STATED GOAL:
All the data should be repeated exactly. Any image in it is left out.

DATA ROWS:
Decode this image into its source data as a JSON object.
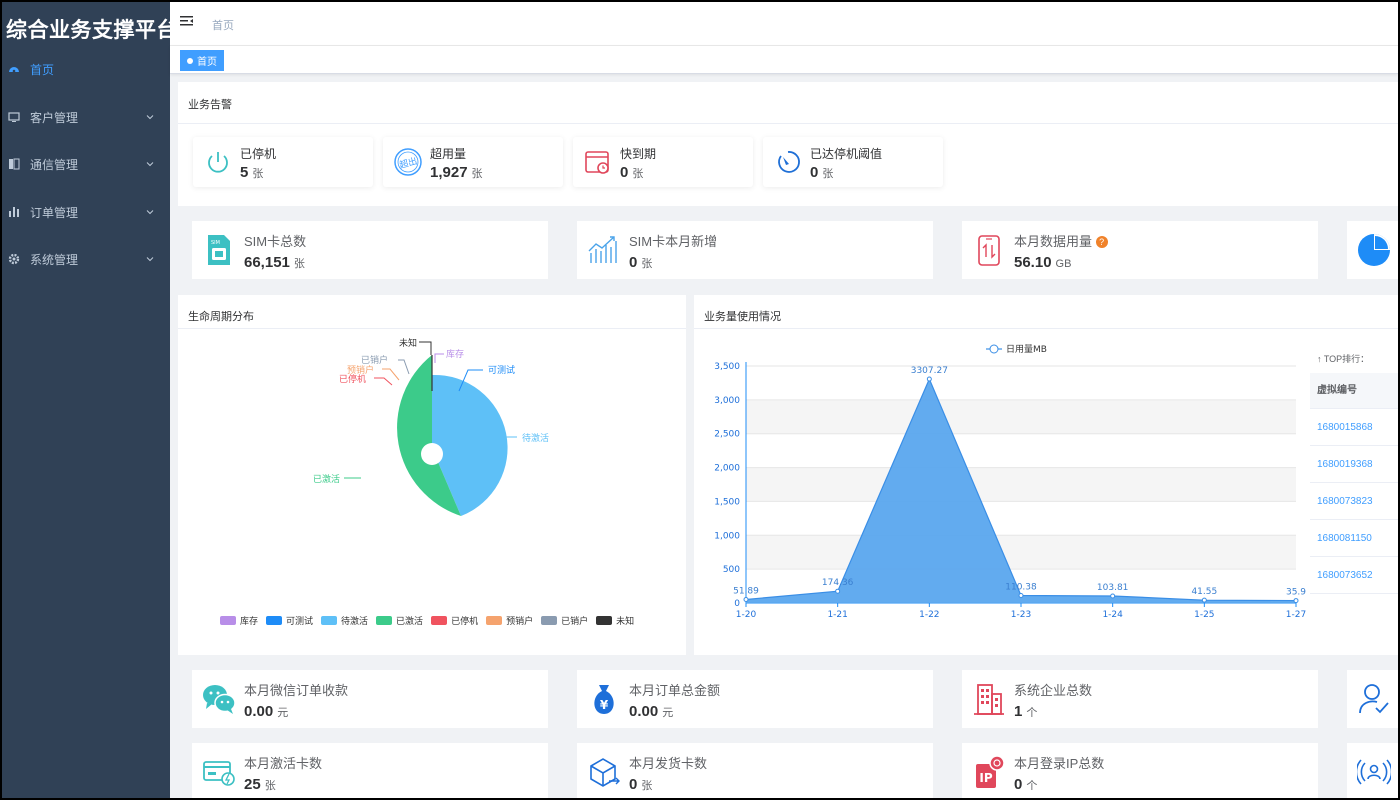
{
  "app": {
    "title": "综合业务支撑平台"
  },
  "colors": {
    "sidebar_bg": "#304156",
    "accent": "#409eff",
    "menu_text": "#bfcbd9"
  },
  "sidebar": {
    "items": [
      {
        "label": "首页",
        "icon": "dashboard-icon",
        "active": true
      },
      {
        "label": "客户管理",
        "icon": "monitor-icon",
        "active": false
      },
      {
        "label": "通信管理",
        "icon": "sim-icon",
        "active": false
      },
      {
        "label": "订单管理",
        "icon": "bar-chart-icon",
        "active": false
      },
      {
        "label": "系统管理",
        "icon": "gear-icon",
        "active": false
      }
    ]
  },
  "navbar": {
    "breadcrumb": "首页"
  },
  "tags": {
    "home": "首页"
  },
  "alerts": {
    "title": "业务告警",
    "items": [
      {
        "label": "已停机",
        "value": "5",
        "unit": "张",
        "icon": "power-icon"
      },
      {
        "label": "超用量",
        "value": "1,927",
        "unit": "张",
        "icon": "overuse-badge-icon"
      },
      {
        "label": "快到期",
        "value": "0",
        "unit": "张",
        "icon": "calendar-clock-icon"
      },
      {
        "label": "已达停机阈值",
        "value": "0",
        "unit": "张",
        "icon": "gauge-icon"
      }
    ]
  },
  "stats_row1": [
    {
      "label": "SIM卡总数",
      "value": "66,151",
      "unit": "张",
      "icon": "sim-card-icon"
    },
    {
      "label": "SIM卡本月新增",
      "value": "0",
      "unit": "张",
      "icon": "growth-chart-icon"
    },
    {
      "label": "本月数据用量",
      "value": "56.10",
      "unit": "GB",
      "icon": "phone-data-icon",
      "help": "?"
    }
  ],
  "lifecycle": {
    "title": "生命周期分布",
    "legend": [
      {
        "name": "库存",
        "color": "#b88ee8"
      },
      {
        "name": "可测试",
        "color": "#1e8cf7"
      },
      {
        "name": "待激活",
        "color": "#5ec0f7"
      },
      {
        "name": "已激活",
        "color": "#3ccb8a"
      },
      {
        "name": "已停机",
        "color": "#f0535f"
      },
      {
        "name": "预销户",
        "color": "#f5a36e"
      },
      {
        "name": "已销户",
        "color": "#8a9bb0"
      },
      {
        "name": "未知",
        "color": "#333333"
      }
    ],
    "labels": [
      {
        "name": "未知",
        "color": "#333333"
      },
      {
        "name": "库存",
        "color": "#b88ee8"
      },
      {
        "name": "已销户",
        "color": "#8a9bb0"
      },
      {
        "name": "可测试",
        "color": "#1e8cf7"
      },
      {
        "name": "预销户",
        "color": "#f5a36e"
      },
      {
        "name": "已停机",
        "color": "#f0535f"
      },
      {
        "name": "待激活",
        "color": "#5ec0f7"
      },
      {
        "name": "已激活",
        "color": "#3ccb8a"
      }
    ]
  },
  "usage": {
    "title": "业务量使用情况",
    "top_title": "↑ TOP排行：",
    "top_header": "虚拟编号",
    "top_rows": [
      "1680015868",
      "1680019368",
      "1680073823",
      "1680081150",
      "1680073652"
    ]
  },
  "chart_data": {
    "type": "area",
    "series": [
      {
        "name": "日用量MB",
        "values": [
          51.89,
          174.36,
          3307.27,
          110.38,
          103.81,
          41.55,
          35.9
        ]
      }
    ],
    "categories": [
      "1-20",
      "1-21",
      "1-22",
      "1-23",
      "1-24",
      "1-25",
      "1-27"
    ],
    "value_labels": [
      "51.89",
      "174.36",
      "3307.27",
      "110.38",
      "103.81",
      "41.55",
      "35.9"
    ],
    "yticks": [
      "0",
      "500",
      "1,000",
      "1,500",
      "2,000",
      "2,500",
      "3,000",
      "3,500"
    ],
    "ylim": [
      0,
      3500
    ],
    "grid": true,
    "color": "#5aa7ee"
  },
  "stats_row2": [
    {
      "label": "本月微信订单收款",
      "value": "0.00",
      "unit": "元",
      "icon": "wechat-icon"
    },
    {
      "label": "本月订单总金额",
      "value": "0.00",
      "unit": "元",
      "icon": "money-bag-icon"
    },
    {
      "label": "系统企业总数",
      "value": "1",
      "unit": "个",
      "icon": "building-icon"
    }
  ],
  "stats_row3": [
    {
      "label": "本月激活卡数",
      "value": "25",
      "unit": "张",
      "icon": "card-activate-icon"
    },
    {
      "label": "本月发货卡数",
      "value": "0",
      "unit": "张",
      "icon": "shipping-box-icon"
    },
    {
      "label": "本月登录IP总数",
      "value": "0",
      "unit": "个",
      "icon": "ip-icon"
    }
  ]
}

WRITTEN REPLY:
Decode this image into its source data as a JSON object.
{
  "app": {
    "title": "综合业务支撑平台"
  },
  "colors": {
    "sidebar_bg": "#304156",
    "accent": "#409eff",
    "menu_text": "#bfcbd9"
  },
  "sidebar": {
    "items": [
      {
        "label": "首页",
        "icon": "dashboard-icon",
        "active": true
      },
      {
        "label": "客户管理",
        "icon": "monitor-icon",
        "active": false
      },
      {
        "label": "通信管理",
        "icon": "sim-icon",
        "active": false
      },
      {
        "label": "订单管理",
        "icon": "bar-chart-icon",
        "active": false
      },
      {
        "label": "系统管理",
        "icon": "gear-icon",
        "active": false
      }
    ]
  },
  "navbar": {
    "breadcrumb": "首页"
  },
  "tags": {
    "home": "首页"
  },
  "alerts": {
    "title": "业务告警",
    "items": [
      {
        "label": "已停机",
        "value": "5",
        "unit": "张",
        "icon": "power-icon"
      },
      {
        "label": "超用量",
        "value": "1,927",
        "unit": "张",
        "icon": "overuse-badge-icon"
      },
      {
        "label": "快到期",
        "value": "0",
        "unit": "张",
        "icon": "calendar-clock-icon"
      },
      {
        "label": "已达停机阈值",
        "value": "0",
        "unit": "张",
        "icon": "gauge-icon"
      }
    ]
  },
  "stats_row1": [
    {
      "label": "SIM卡总数",
      "value": "66,151",
      "unit": "张",
      "icon": "sim-card-icon"
    },
    {
      "label": "SIM卡本月新增",
      "value": "0",
      "unit": "张",
      "icon": "growth-chart-icon"
    },
    {
      "label": "本月数据用量",
      "value": "56.10",
      "unit": "GB",
      "icon": "phone-data-icon",
      "help": "?"
    }
  ],
  "lifecycle": {
    "title": "生命周期分布",
    "legend": [
      {
        "name": "库存",
        "color": "#b88ee8"
      },
      {
        "name": "可测试",
        "color": "#1e8cf7"
      },
      {
        "name": "待激活",
        "color": "#5ec0f7"
      },
      {
        "name": "已激活",
        "color": "#3ccb8a"
      },
      {
        "name": "已停机",
        "color": "#f0535f"
      },
      {
        "name": "预销户",
        "color": "#f5a36e"
      },
      {
        "name": "已销户",
        "color": "#8a9bb0"
      },
      {
        "name": "未知",
        "color": "#333333"
      }
    ],
    "labels": [
      {
        "name": "未知",
        "color": "#333333"
      },
      {
        "name": "库存",
        "color": "#b88ee8"
      },
      {
        "name": "已销户",
        "color": "#8a9bb0"
      },
      {
        "name": "可测试",
        "color": "#1e8cf7"
      },
      {
        "name": "预销户",
        "color": "#f5a36e"
      },
      {
        "name": "已停机",
        "color": "#f0535f"
      },
      {
        "name": "待激活",
        "color": "#5ec0f7"
      },
      {
        "name": "已激活",
        "color": "#3ccb8a"
      }
    ]
  },
  "usage": {
    "title": "业务量使用情况",
    "top_title": "↑ TOP排行：",
    "top_header": "虚拟编号",
    "top_rows": [
      "1680015868",
      "1680019368",
      "1680073823",
      "1680081150",
      "1680073652"
    ]
  },
  "chart_data": {
    "type": "area",
    "series": [
      {
        "name": "日用量MB",
        "values": [
          51.89,
          174.36,
          3307.27,
          110.38,
          103.81,
          41.55,
          35.9
        ]
      }
    ],
    "categories": [
      "1-20",
      "1-21",
      "1-22",
      "1-23",
      "1-24",
      "1-25",
      "1-27"
    ],
    "value_labels": [
      "51.89",
      "174.36",
      "3307.27",
      "110.38",
      "103.81",
      "41.55",
      "35.9"
    ],
    "yticks": [
      "0",
      "500",
      "1,000",
      "1,500",
      "2,000",
      "2,500",
      "3,000",
      "3,500"
    ],
    "ylim": [
      0,
      3500
    ],
    "grid": true,
    "color": "#5aa7ee"
  },
  "stats_row2": [
    {
      "label": "本月微信订单收款",
      "value": "0.00",
      "unit": "元",
      "icon": "wechat-icon"
    },
    {
      "label": "本月订单总金额",
      "value": "0.00",
      "unit": "元",
      "icon": "money-bag-icon"
    },
    {
      "label": "系统企业总数",
      "value": "1",
      "unit": "个",
      "icon": "building-icon"
    }
  ],
  "stats_row3": [
    {
      "label": "本月激活卡数",
      "value": "25",
      "unit": "张",
      "icon": "card-activate-icon"
    },
    {
      "label": "本月发货卡数",
      "value": "0",
      "unit": "张",
      "icon": "shipping-box-icon"
    },
    {
      "label": "本月登录IP总数",
      "value": "0",
      "unit": "个",
      "icon": "ip-icon"
    }
  ]
}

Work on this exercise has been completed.